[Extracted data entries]
------------------------------------------------------------------------

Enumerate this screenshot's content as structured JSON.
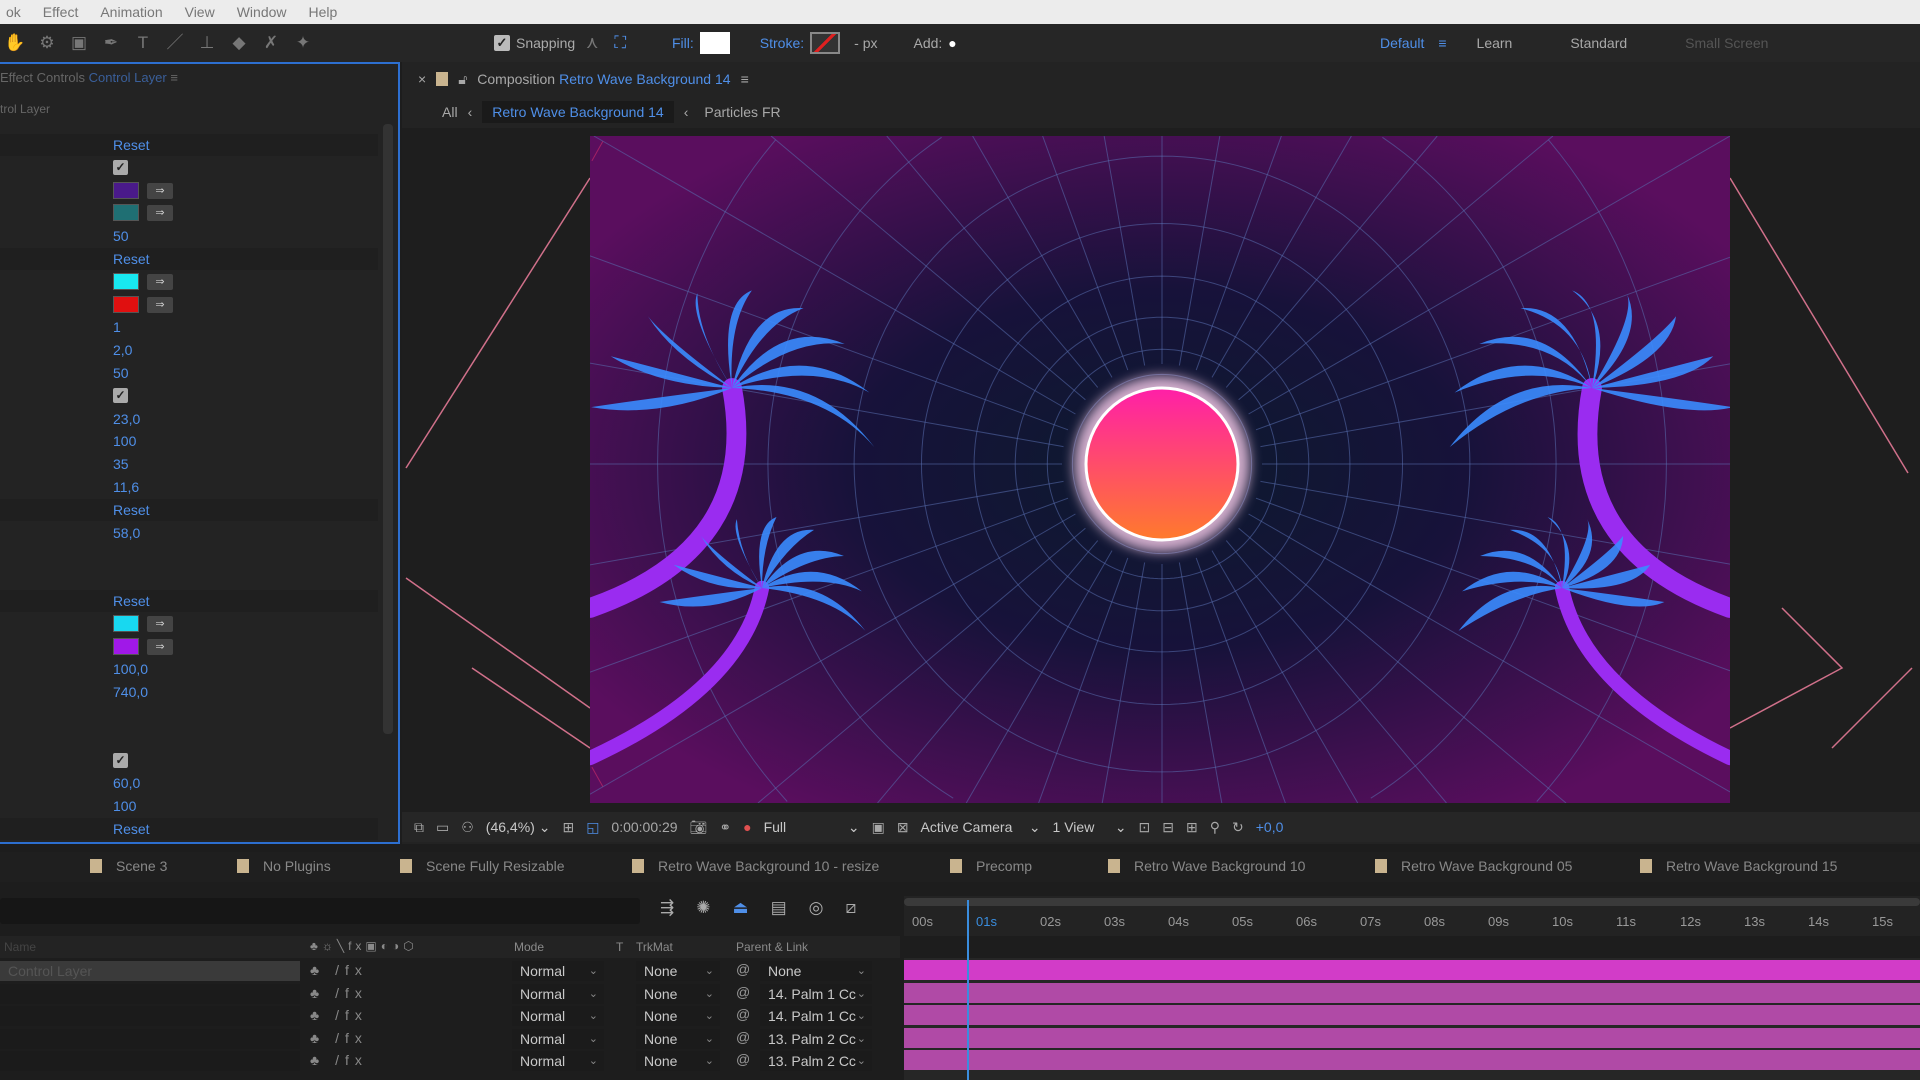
{
  "menu": [
    "ok",
    "Effect",
    "Animation",
    "View",
    "Window",
    "Help"
  ],
  "toolbar": {
    "snapping": "Snapping",
    "fill": "Fill:",
    "stroke": "Stroke:",
    "px": "- px",
    "add": "Add:",
    "workspaces": [
      "Default",
      "Learn",
      "Standard",
      "Small Screen"
    ],
    "fill_color": "#ffffff"
  },
  "left_panel": {
    "title": "Effect Controls",
    "layer": "Control Layer",
    "sublabel": "trol Layer",
    "rows": [
      {
        "t": "reset",
        "v": "Reset",
        "sec": true
      },
      {
        "t": "check"
      },
      {
        "t": "color",
        "c": "#4a1a8a"
      },
      {
        "t": "color",
        "c": "#1f6f73"
      },
      {
        "t": "val",
        "v": "50"
      },
      {
        "t": "reset",
        "v": "Reset",
        "sec": true
      },
      {
        "t": "color",
        "c": "#18e8f0"
      },
      {
        "t": "color",
        "c": "#e01010"
      },
      {
        "t": "val",
        "v": "1"
      },
      {
        "t": "val",
        "v": "2,0"
      },
      {
        "t": "val",
        "v": "50"
      },
      {
        "t": "check"
      },
      {
        "t": "val",
        "v": "23,0"
      },
      {
        "t": "val",
        "v": "100"
      },
      {
        "t": "val",
        "v": "35"
      },
      {
        "t": "val",
        "v": "11,6"
      },
      {
        "t": "reset",
        "v": "Reset",
        "sec": true
      },
      {
        "t": "val",
        "v": "58,0"
      },
      {
        "t": "gap"
      },
      {
        "t": "gap"
      },
      {
        "t": "reset",
        "v": "Reset",
        "sec": true
      },
      {
        "t": "color",
        "c": "#18d8f0"
      },
      {
        "t": "color",
        "c": "#a018e8"
      },
      {
        "t": "val",
        "v": "100,0"
      },
      {
        "t": "val",
        "v": "740,0"
      },
      {
        "t": "gap"
      },
      {
        "t": "gap"
      },
      {
        "t": "check"
      },
      {
        "t": "val",
        "v": "60,0"
      },
      {
        "t": "val",
        "v": "100"
      },
      {
        "t": "reset",
        "v": "Reset",
        "sec": true
      }
    ]
  },
  "composition": {
    "label": "Composition",
    "name": "Retro Wave Background 14",
    "tabs": {
      "all": "All",
      "active": "Retro Wave Background 14",
      "next": "Particles FR"
    }
  },
  "viewer_bar": {
    "zoom": "(46,4%)",
    "timecode": "0:00:00:29",
    "resolution": "Full",
    "camera": "Active Camera",
    "views": "1 View",
    "exposure": "+0,0"
  },
  "timeline_tabs": [
    "Scene 3",
    "No Plugins",
    "Scene Fully Resizable",
    "Retro Wave Background 10 - resize",
    "Precomp",
    "Retro Wave Background 10",
    "Retro Wave Background 05",
    "Retro Wave Background 15"
  ],
  "columns": {
    "name": "Name",
    "mode": "Mode",
    "t": "T",
    "trkmat": "TrkMat",
    "parent": "Parent & Link"
  },
  "layers": [
    {
      "name": "Control Layer",
      "mode": "Normal",
      "trkmat": "None",
      "parent": "None"
    },
    {
      "name": "",
      "mode": "Normal",
      "trkmat": "None",
      "parent": "14. Palm 1 Cc"
    },
    {
      "name": "",
      "mode": "Normal",
      "trkmat": "None",
      "parent": "14. Palm 1 Cc"
    },
    {
      "name": "",
      "mode": "Normal",
      "trkmat": "None",
      "parent": "13. Palm 2 Cc"
    },
    {
      "name": "",
      "mode": "Normal",
      "trkmat": "None",
      "parent": "13. Palm 2 Cc"
    }
  ],
  "ruler": [
    "00s",
    "01s",
    "02s",
    "03s",
    "04s",
    "05s",
    "06s",
    "07s",
    "08s",
    "09s",
    "10s",
    "11s",
    "12s",
    "13s",
    "14s",
    "15s"
  ],
  "colors": {
    "accent": "#4f8fe8",
    "layer_bar": "#b04aa6",
    "sun_top": "#ff2aa0",
    "sun_bottom": "#ff7a30",
    "palm": "#3a8cff",
    "grid": "#5a6fb0"
  }
}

------------------------------------------------------------------------

- _Your task_:
Set down the complete material exactly, but do not include the images.

- _Reply to the task_:
Enumerate this screenshot's content as structured JSON.
{
  "menu": [
    "ok",
    "Effect",
    "Animation",
    "View",
    "Window",
    "Help"
  ],
  "toolbar": {
    "snapping": "Snapping",
    "fill": "Fill:",
    "stroke": "Stroke:",
    "px": "- px",
    "add": "Add:",
    "workspaces": [
      "Default",
      "Learn",
      "Standard",
      "Small Screen"
    ],
    "fill_color": "#ffffff"
  },
  "left_panel": {
    "title": "Effect Controls",
    "layer": "Control Layer",
    "sublabel": "trol Layer",
    "rows": [
      {
        "t": "reset",
        "v": "Reset",
        "sec": true
      },
      {
        "t": "check"
      },
      {
        "t": "color",
        "c": "#4a1a8a"
      },
      {
        "t": "color",
        "c": "#1f6f73"
      },
      {
        "t": "val",
        "v": "50"
      },
      {
        "t": "reset",
        "v": "Reset",
        "sec": true
      },
      {
        "t": "color",
        "c": "#18e8f0"
      },
      {
        "t": "color",
        "c": "#e01010"
      },
      {
        "t": "val",
        "v": "1"
      },
      {
        "t": "val",
        "v": "2,0"
      },
      {
        "t": "val",
        "v": "50"
      },
      {
        "t": "check"
      },
      {
        "t": "val",
        "v": "23,0"
      },
      {
        "t": "val",
        "v": "100"
      },
      {
        "t": "val",
        "v": "35"
      },
      {
        "t": "val",
        "v": "11,6"
      },
      {
        "t": "reset",
        "v": "Reset",
        "sec": true
      },
      {
        "t": "val",
        "v": "58,0"
      },
      {
        "t": "gap"
      },
      {
        "t": "gap"
      },
      {
        "t": "reset",
        "v": "Reset",
        "sec": true
      },
      {
        "t": "color",
        "c": "#18d8f0"
      },
      {
        "t": "color",
        "c": "#a018e8"
      },
      {
        "t": "val",
        "v": "100,0"
      },
      {
        "t": "val",
        "v": "740,0"
      },
      {
        "t": "gap"
      },
      {
        "t": "gap"
      },
      {
        "t": "check"
      },
      {
        "t": "val",
        "v": "60,0"
      },
      {
        "t": "val",
        "v": "100"
      },
      {
        "t": "reset",
        "v": "Reset",
        "sec": true
      }
    ]
  },
  "composition": {
    "label": "Composition",
    "name": "Retro Wave Background 14",
    "tabs": {
      "all": "All",
      "active": "Retro Wave Background 14",
      "next": "Particles FR"
    }
  },
  "viewer_bar": {
    "zoom": "(46,4%)",
    "timecode": "0:00:00:29",
    "resolution": "Full",
    "camera": "Active Camera",
    "views": "1 View",
    "exposure": "+0,0"
  },
  "timeline_tabs": [
    "Scene 3",
    "No Plugins",
    "Scene Fully Resizable",
    "Retro Wave Background 10 - resize",
    "Precomp",
    "Retro Wave Background 10",
    "Retro Wave Background 05",
    "Retro Wave Background 15"
  ],
  "columns": {
    "name": "Name",
    "mode": "Mode",
    "t": "T",
    "trkmat": "TrkMat",
    "parent": "Parent & Link"
  },
  "layers": [
    {
      "name": "Control Layer",
      "mode": "Normal",
      "trkmat": "None",
      "parent": "None"
    },
    {
      "name": "",
      "mode": "Normal",
      "trkmat": "None",
      "parent": "14. Palm 1 Cc"
    },
    {
      "name": "",
      "mode": "Normal",
      "trkmat": "None",
      "parent": "14. Palm 1 Cc"
    },
    {
      "name": "",
      "mode": "Normal",
      "trkmat": "None",
      "parent": "13. Palm 2 Cc"
    },
    {
      "name": "",
      "mode": "Normal",
      "trkmat": "None",
      "parent": "13. Palm 2 Cc"
    }
  ],
  "ruler": [
    "00s",
    "01s",
    "02s",
    "03s",
    "04s",
    "05s",
    "06s",
    "07s",
    "08s",
    "09s",
    "10s",
    "11s",
    "12s",
    "13s",
    "14s",
    "15s"
  ],
  "colors": {
    "accent": "#4f8fe8",
    "layer_bar": "#b04aa6",
    "sun_top": "#ff2aa0",
    "sun_bottom": "#ff7a30",
    "palm": "#3a8cff",
    "grid": "#5a6fb0"
  }
}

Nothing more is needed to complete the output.